What is needed:
Can the data below be echoed back word for word?

Input for this task:
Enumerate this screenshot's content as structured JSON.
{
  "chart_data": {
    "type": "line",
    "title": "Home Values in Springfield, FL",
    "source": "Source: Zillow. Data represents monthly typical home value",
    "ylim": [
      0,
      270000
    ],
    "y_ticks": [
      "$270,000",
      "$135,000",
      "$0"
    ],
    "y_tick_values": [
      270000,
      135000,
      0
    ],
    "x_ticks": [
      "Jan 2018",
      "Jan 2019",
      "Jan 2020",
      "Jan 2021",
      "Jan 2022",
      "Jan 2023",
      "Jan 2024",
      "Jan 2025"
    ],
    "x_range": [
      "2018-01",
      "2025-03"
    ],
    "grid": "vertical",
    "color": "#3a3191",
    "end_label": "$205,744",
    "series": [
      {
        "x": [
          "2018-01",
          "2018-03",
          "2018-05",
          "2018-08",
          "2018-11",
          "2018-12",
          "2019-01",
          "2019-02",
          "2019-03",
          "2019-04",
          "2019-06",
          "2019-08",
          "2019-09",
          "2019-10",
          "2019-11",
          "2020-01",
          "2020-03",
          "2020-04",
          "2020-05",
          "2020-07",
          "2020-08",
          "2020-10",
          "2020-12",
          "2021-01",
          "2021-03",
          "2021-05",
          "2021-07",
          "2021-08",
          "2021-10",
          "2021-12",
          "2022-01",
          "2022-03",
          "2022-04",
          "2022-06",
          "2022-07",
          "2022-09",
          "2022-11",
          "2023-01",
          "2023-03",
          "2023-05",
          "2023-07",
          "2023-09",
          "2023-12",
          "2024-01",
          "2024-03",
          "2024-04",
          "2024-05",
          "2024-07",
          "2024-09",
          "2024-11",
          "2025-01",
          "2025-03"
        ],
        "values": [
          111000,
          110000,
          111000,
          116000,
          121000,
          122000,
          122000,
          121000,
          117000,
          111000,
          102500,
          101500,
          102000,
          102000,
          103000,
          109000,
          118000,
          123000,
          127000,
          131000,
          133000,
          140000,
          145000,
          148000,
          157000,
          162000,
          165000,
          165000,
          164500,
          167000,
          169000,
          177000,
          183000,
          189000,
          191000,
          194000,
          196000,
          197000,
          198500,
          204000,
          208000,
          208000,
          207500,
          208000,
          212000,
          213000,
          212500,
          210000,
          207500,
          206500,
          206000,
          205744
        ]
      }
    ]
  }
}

Response to the exercise:
Enumerate this screenshot's content as structured JSON.
{
  "chart_data": {
    "type": "line",
    "title": "Home Values in Springfield, FL",
    "source": "Source: Zillow. Data represents monthly typical home value",
    "ylim": [
      0,
      270000
    ],
    "y_ticks": [
      "$270,000",
      "$135,000",
      "$0"
    ],
    "y_tick_values": [
      270000,
      135000,
      0
    ],
    "x_ticks": [
      "Jan 2018",
      "Jan 2019",
      "Jan 2020",
      "Jan 2021",
      "Jan 2022",
      "Jan 2023",
      "Jan 2024",
      "Jan 2025"
    ],
    "x_range": [
      "2018-01",
      "2025-03"
    ],
    "grid": "vertical",
    "color": "#3a3191",
    "end_label": "$205,744",
    "series": [
      {
        "x": [
          "2018-01",
          "2018-03",
          "2018-05",
          "2018-08",
          "2018-11",
          "2018-12",
          "2019-01",
          "2019-02",
          "2019-03",
          "2019-04",
          "2019-06",
          "2019-08",
          "2019-09",
          "2019-10",
          "2019-11",
          "2020-01",
          "2020-03",
          "2020-04",
          "2020-05",
          "2020-07",
          "2020-08",
          "2020-10",
          "2020-12",
          "2021-01",
          "2021-03",
          "2021-05",
          "2021-07",
          "2021-08",
          "2021-10",
          "2021-12",
          "2022-01",
          "2022-03",
          "2022-04",
          "2022-06",
          "2022-07",
          "2022-09",
          "2022-11",
          "2023-01",
          "2023-03",
          "2023-05",
          "2023-07",
          "2023-09",
          "2023-12",
          "2024-01",
          "2024-03",
          "2024-04",
          "2024-05",
          "2024-07",
          "2024-09",
          "2024-11",
          "2025-01",
          "2025-03"
        ],
        "values": [
          111000,
          110000,
          111000,
          116000,
          121000,
          122000,
          122000,
          121000,
          117000,
          111000,
          102500,
          101500,
          102000,
          102000,
          103000,
          109000,
          118000,
          123000,
          127000,
          131000,
          133000,
          140000,
          145000,
          148000,
          157000,
          162000,
          165000,
          165000,
          164500,
          167000,
          169000,
          177000,
          183000,
          189000,
          191000,
          194000,
          196000,
          197000,
          198500,
          204000,
          208000,
          208000,
          207500,
          208000,
          212000,
          213000,
          212500,
          210000,
          207500,
          206500,
          206000,
          205744
        ]
      }
    ]
  }
}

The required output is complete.